# start of THE DATA

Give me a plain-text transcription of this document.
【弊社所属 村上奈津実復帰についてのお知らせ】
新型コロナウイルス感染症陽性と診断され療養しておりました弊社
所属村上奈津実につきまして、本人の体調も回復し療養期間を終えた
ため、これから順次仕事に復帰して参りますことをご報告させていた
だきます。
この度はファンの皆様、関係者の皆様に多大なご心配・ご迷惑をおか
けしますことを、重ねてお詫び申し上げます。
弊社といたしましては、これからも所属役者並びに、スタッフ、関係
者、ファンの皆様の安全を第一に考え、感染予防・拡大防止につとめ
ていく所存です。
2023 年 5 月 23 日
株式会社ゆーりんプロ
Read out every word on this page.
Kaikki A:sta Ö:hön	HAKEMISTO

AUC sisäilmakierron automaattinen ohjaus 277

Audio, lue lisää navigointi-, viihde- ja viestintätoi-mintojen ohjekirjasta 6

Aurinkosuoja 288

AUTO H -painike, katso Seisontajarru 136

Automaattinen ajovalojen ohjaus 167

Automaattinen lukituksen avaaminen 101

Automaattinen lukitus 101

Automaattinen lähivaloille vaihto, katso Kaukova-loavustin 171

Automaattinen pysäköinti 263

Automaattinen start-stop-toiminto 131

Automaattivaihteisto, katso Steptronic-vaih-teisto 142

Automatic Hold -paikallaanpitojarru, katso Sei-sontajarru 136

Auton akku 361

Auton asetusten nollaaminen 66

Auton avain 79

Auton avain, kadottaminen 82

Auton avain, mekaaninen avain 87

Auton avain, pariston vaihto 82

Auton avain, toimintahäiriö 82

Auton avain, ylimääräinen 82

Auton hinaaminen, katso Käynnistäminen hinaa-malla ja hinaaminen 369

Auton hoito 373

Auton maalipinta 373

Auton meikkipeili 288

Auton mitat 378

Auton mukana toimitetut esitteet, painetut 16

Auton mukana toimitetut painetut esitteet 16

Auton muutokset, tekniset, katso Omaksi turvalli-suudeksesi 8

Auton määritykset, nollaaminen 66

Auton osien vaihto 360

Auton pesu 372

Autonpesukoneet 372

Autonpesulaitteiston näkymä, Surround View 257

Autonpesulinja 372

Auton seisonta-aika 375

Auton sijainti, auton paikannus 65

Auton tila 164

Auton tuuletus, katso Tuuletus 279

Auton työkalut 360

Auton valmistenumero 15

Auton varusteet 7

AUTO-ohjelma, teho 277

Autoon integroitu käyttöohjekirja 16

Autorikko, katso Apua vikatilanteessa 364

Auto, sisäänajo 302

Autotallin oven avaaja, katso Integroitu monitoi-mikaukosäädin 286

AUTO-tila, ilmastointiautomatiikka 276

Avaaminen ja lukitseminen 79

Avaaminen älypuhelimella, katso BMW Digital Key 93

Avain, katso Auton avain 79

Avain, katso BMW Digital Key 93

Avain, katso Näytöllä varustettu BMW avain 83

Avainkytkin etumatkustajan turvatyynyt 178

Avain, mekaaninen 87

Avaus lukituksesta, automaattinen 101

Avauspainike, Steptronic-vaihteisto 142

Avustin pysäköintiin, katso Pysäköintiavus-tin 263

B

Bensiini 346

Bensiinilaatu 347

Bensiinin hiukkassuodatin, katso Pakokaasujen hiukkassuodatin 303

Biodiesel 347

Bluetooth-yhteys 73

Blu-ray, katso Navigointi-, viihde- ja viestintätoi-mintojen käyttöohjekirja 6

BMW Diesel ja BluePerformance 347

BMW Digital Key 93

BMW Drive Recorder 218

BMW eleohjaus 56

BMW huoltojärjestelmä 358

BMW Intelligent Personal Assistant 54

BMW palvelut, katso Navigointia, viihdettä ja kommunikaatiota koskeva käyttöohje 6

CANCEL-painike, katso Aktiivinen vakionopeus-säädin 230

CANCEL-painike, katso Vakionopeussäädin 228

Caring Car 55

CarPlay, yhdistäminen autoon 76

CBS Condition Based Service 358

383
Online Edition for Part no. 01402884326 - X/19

# end of THE DATA

> [WHAT IS ASKED] Reproduce the material above without altering a single character.

> [REPLY TO THE TASK]
Give me a plain-text transcription of this document.
【弊社所属 村上奈津実復帰についてのお知らせ】
新型コロナウイルス感染症陽性と診断され療養しておりました弊社
所属村上奈津実につきまして、本人の体調も回復し療養期間を終えた
ため、これから順次仕事に復帰して参りますことをご報告させていた
だきます。
この度はファンの皆様、関係者の皆様に多大なご心配・ご迷惑をおか
けしますことを、重ねてお詫び申し上げます。
弊社といたしましては、これからも所属役者並びに、スタッフ、関係
者、ファンの皆様の安全を第一に考え、感染予防・拡大防止につとめ
ていく所存です。
2023 年 5 月 23 日
株式会社ゆーりんプロ
Read out every word on this page.
Kaikki A:sta Ö:hön	HAKEMISTO

AUC sisäilmakierron automaattinen ohjaus 277

Audio, lue lisää navigointi-, viihde- ja viestintätoi-mintojen ohjekirjasta 6

Aurinkosuoja 288

AUTO H -painike, katso Seisontajarru 136

Automaattinen ajovalojen ohjaus 167

Automaattinen lukituksen avaaminen 101

Automaattinen lukitus 101

Automaattinen lähivaloille vaihto, katso Kaukova-loavustin 171

Automaattinen pysäköinti 263

Automaattinen start-stop-toiminto 131

Automaattivaihteisto, katso Steptronic-vaih-teisto 142

Automatic Hold -paikallaanpitojarru, katso Sei-sontajarru 136

Auton akku 361

Auton asetusten nollaaminen 66

Auton avain 79

Auton avain, kadottaminen 82

Auton avain, mekaaninen avain 87

Auton avain, pariston vaihto 82

Auton avain, toimintahäiriö 82

Auton avain, ylimääräinen 82

Auton hinaaminen, katso Käynnistäminen hinaa-malla ja hinaaminen 369

Auton hoito 373

Auton maalipinta 373

Auton meikkipeili 288

Auton mitat 378

Auton mukana toimitetut esitteet, painetut 16

Auton mukana toimitetut painetut esitteet 16

Auton muutokset, tekniset, katso Omaksi turvalli-suudeksesi 8

Auton määritykset, nollaaminen 66

Auton osien vaihto 360

Auton pesu 372

Autonpesukoneet 372

Autonpesulaitteiston näkymä, Surround View 257

Autonpesulinja 372

Auton seisonta-aika 375

Auton sijainti, auton paikannus 65

Auton tila 164

Auton tuuletus, katso Tuuletus 279

Auton työkalut 360

Auton valmistenumero 15

Auton varusteet 7

AUTO-ohjelma, teho 277

Autoon integroitu käyttöohjekirja 16

Autorikko, katso Apua vikatilanteessa 364

Auto, sisäänajo 302

Autotallin oven avaaja, katso Integroitu monitoi-mikaukosäädin 286

AUTO-tila, ilmastointiautomatiikka 276

Avaaminen ja lukitseminen 79

Avaaminen älypuhelimella, katso BMW Digital Key 93

Avain, katso Auton avain 79

Avain, katso BMW Digital Key 93

Avain, katso Näytöllä varustettu BMW avain 83

Avainkytkin etumatkustajan turvatyynyt 178

Avain, mekaaninen 87

Avaus lukituksesta, automaattinen 101

Avauspainike, Steptronic-vaihteisto 142

Avustin pysäköintiin, katso Pysäköintiavus-tin 263

B

Bensiini 346

Bensiinilaatu 347

Bensiinin hiukkassuodatin, katso Pakokaasujen hiukkassuodatin 303

Biodiesel 347

Bluetooth-yhteys 73

Blu-ray, katso Navigointi-, viihde- ja viestintätoi-mintojen käyttöohjekirja 6

BMW Diesel ja BluePerformance 347

BMW Digital Key 93

BMW Drive Recorder 218

BMW eleohjaus 56

BMW huoltojärjestelmä 358

BMW Intelligent Personal Assistant 54

BMW palvelut, katso Navigointia, viihdettä ja kommunikaatiota koskeva käyttöohje 6

CANCEL-painike, katso Aktiivinen vakionopeus-säädin 230

CANCEL-painike, katso Vakionopeussäädin 228

Caring Car 55

CarPlay, yhdistäminen autoon 76

CBS Condition Based Service 358

383
Online Edition for Part no. 01402884326 - X/19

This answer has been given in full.